Stored data:
=====
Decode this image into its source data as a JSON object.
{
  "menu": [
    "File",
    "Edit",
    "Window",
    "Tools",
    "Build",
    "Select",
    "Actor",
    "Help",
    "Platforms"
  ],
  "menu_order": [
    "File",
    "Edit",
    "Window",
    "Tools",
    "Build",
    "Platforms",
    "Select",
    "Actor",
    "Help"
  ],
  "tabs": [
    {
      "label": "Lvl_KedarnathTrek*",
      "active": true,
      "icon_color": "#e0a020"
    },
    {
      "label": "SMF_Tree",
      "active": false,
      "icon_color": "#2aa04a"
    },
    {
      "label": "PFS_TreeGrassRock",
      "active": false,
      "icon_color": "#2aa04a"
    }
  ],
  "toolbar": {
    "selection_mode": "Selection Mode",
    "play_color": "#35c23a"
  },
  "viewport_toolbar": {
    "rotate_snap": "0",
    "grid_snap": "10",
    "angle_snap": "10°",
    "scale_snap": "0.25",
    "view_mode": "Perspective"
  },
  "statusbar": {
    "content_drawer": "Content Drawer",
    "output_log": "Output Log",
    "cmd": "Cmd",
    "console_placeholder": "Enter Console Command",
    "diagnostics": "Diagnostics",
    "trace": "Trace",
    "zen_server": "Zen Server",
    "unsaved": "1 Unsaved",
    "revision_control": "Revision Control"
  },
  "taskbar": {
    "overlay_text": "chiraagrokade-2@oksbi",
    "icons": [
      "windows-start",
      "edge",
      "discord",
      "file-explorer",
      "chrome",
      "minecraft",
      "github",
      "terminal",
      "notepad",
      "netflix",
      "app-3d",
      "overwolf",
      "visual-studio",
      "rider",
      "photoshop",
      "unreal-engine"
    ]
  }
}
=====
## WHAT YOU SHOULD DO:
Which lines in the data above contain "label"? Show each one.

## ANSWER TO THIS PROBLEM:
      "label": "Lvl_KedarnathTrek*",
      "label": "SMF_Tree",
      "label": "PFS_TreeGrassRock",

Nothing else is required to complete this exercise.